____ Provided information

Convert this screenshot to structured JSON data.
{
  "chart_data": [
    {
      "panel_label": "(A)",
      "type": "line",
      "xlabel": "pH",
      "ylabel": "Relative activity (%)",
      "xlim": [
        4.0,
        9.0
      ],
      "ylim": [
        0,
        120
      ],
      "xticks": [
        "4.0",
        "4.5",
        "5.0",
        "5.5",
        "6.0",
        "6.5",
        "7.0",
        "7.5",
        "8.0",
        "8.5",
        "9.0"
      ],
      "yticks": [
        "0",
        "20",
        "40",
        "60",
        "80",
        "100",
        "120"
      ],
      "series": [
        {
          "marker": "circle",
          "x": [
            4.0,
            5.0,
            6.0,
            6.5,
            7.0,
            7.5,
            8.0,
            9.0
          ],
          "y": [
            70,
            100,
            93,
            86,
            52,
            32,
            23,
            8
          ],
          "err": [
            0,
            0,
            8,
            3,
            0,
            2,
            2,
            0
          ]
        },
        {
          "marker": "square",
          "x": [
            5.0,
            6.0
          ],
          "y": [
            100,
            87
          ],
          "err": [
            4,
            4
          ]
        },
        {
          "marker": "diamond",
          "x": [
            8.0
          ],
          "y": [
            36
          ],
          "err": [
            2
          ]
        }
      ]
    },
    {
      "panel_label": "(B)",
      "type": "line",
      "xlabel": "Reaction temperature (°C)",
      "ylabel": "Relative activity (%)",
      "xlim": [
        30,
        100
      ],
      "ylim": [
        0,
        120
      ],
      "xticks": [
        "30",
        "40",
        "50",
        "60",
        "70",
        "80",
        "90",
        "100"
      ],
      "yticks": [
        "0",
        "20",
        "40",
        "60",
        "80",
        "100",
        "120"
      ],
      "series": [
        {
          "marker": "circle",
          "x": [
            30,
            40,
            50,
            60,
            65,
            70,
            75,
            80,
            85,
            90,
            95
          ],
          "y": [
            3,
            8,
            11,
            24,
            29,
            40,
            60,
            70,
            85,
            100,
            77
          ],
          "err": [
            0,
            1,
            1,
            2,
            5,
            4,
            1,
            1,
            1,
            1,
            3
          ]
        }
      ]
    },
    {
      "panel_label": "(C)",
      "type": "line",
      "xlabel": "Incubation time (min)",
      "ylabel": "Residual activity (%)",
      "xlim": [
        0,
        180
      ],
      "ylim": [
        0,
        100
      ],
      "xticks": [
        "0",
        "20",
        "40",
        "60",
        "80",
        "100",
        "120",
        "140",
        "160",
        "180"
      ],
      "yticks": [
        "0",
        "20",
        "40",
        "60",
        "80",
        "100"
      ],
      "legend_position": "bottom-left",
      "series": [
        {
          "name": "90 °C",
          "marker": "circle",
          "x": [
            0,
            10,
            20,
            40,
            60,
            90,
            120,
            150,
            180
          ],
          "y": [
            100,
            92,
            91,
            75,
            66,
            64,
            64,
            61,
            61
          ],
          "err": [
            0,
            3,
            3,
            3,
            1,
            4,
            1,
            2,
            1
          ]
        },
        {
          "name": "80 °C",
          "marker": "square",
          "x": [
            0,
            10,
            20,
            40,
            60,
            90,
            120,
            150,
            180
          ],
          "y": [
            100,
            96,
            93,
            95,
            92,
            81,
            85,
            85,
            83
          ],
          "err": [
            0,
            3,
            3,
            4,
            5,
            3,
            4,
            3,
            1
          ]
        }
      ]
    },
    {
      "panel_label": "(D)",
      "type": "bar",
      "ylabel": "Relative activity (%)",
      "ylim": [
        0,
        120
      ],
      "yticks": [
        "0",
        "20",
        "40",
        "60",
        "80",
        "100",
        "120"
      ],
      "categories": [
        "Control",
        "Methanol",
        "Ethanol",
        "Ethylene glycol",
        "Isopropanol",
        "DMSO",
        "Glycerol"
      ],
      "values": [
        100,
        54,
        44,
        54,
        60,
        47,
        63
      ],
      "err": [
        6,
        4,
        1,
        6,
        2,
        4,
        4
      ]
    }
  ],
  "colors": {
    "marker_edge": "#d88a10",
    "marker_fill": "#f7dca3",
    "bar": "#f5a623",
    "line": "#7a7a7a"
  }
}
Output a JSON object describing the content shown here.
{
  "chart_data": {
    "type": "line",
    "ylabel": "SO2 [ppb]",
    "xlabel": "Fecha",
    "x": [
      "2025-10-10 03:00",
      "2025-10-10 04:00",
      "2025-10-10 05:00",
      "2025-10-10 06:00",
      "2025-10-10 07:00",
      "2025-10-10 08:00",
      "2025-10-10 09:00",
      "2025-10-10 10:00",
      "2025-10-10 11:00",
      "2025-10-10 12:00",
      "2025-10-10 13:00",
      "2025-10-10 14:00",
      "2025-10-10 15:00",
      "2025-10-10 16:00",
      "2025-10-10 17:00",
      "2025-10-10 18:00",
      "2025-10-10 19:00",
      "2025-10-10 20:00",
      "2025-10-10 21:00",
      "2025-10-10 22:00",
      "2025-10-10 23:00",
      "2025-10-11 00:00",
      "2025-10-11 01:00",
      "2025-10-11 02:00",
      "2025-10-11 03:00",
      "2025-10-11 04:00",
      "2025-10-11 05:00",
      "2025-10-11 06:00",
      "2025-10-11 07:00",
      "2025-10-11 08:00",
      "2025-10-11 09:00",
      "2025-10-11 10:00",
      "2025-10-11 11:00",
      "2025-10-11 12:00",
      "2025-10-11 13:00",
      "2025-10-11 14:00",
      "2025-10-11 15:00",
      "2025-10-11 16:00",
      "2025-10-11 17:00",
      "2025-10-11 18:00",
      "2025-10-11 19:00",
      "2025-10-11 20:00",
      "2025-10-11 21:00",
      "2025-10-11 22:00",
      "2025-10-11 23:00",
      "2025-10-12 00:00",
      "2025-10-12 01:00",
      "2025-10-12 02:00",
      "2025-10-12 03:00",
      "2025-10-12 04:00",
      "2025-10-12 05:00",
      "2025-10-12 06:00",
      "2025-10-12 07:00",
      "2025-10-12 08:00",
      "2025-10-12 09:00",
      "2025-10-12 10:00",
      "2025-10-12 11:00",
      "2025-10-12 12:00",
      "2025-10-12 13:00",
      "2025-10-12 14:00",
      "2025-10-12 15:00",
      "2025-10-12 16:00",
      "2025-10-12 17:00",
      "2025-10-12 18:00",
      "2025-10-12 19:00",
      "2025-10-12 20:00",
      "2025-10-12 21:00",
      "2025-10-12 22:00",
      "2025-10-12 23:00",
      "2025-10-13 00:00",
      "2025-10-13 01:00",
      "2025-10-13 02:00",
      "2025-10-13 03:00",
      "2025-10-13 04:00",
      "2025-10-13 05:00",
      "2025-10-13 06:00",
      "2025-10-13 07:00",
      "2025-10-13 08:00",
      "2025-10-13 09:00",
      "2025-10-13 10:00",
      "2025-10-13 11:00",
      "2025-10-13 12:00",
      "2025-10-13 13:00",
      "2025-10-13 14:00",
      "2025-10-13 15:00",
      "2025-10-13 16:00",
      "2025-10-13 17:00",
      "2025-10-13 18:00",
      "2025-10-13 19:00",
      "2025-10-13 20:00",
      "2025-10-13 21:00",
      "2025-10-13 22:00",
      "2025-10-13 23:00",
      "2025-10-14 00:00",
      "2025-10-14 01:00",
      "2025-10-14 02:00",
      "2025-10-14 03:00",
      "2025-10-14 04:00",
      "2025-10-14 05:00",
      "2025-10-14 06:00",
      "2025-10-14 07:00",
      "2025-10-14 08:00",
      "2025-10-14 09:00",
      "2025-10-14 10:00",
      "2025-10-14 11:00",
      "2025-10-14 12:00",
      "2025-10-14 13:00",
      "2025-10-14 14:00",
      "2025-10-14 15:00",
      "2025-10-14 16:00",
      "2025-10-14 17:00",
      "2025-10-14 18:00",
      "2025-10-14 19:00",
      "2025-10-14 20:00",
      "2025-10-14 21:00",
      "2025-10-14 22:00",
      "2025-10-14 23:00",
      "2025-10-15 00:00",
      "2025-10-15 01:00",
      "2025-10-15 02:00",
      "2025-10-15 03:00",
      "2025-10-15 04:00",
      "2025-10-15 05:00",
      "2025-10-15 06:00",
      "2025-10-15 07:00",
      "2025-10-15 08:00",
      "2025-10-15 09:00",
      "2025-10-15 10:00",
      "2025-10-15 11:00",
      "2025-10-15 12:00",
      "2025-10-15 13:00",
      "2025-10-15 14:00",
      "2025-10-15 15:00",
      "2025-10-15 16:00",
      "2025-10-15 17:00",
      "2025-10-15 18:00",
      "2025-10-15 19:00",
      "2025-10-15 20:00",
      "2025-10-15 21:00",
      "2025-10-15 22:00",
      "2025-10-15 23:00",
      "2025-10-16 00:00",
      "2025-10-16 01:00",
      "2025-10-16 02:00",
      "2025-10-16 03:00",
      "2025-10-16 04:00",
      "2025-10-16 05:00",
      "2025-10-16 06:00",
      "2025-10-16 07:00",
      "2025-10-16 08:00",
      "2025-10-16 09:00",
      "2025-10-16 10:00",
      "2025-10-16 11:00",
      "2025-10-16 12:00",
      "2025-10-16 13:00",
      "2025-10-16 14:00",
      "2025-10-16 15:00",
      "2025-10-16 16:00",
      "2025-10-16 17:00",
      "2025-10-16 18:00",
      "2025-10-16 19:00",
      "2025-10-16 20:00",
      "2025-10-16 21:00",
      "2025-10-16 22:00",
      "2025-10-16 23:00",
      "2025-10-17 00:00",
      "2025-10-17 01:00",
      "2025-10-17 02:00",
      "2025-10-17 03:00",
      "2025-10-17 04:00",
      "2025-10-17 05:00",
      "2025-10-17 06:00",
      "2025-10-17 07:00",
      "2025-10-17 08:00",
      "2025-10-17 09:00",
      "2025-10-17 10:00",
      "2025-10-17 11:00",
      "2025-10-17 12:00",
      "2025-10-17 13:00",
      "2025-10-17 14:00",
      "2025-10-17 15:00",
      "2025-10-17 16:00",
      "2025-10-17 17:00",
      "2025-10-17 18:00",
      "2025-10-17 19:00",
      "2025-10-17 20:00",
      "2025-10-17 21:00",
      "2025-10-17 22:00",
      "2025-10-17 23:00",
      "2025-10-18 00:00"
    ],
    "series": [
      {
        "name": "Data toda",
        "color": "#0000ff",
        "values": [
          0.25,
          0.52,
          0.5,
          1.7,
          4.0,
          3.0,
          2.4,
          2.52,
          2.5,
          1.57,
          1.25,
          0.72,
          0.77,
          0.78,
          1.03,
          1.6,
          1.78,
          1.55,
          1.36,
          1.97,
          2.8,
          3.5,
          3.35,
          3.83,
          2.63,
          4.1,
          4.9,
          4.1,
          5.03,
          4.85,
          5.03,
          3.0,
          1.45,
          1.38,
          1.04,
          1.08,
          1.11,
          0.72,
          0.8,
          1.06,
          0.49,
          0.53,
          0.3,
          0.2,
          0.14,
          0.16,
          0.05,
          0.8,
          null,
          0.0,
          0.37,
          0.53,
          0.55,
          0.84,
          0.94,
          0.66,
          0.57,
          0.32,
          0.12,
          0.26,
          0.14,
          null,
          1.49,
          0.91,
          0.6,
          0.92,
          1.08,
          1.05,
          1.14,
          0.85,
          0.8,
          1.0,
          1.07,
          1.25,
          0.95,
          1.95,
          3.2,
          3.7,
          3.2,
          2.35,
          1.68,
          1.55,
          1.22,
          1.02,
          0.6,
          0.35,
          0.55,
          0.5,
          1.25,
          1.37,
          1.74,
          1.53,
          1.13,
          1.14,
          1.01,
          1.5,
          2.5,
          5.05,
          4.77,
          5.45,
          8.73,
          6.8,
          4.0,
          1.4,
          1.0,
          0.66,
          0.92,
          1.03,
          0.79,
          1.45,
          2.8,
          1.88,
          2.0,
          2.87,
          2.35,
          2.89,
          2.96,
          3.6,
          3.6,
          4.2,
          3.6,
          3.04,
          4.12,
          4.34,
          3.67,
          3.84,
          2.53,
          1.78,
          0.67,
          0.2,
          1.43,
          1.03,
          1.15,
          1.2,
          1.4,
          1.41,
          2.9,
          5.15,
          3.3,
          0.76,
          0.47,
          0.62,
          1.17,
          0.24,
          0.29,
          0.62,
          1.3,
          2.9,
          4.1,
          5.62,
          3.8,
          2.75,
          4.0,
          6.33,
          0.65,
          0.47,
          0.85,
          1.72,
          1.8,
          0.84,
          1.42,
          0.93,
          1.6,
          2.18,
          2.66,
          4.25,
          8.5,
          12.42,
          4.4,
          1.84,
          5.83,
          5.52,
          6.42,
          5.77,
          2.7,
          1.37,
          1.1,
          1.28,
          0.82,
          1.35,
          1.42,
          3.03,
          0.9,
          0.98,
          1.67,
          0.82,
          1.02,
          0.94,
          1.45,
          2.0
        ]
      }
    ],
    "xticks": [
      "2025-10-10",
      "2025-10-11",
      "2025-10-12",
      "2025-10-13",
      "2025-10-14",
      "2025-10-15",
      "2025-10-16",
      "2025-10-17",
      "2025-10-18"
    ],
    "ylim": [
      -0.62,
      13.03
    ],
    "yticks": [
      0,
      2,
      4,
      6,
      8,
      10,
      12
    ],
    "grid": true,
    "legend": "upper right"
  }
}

________

Look over the listing. Pull out every line with the string "xlabel" in it.

## [Reply]
      "xlabel": "pH",
      "xlabel": "Reaction temperature (°C)",
      "xlabel": "Incubation time (min)",
    "xlabel": "Fecha",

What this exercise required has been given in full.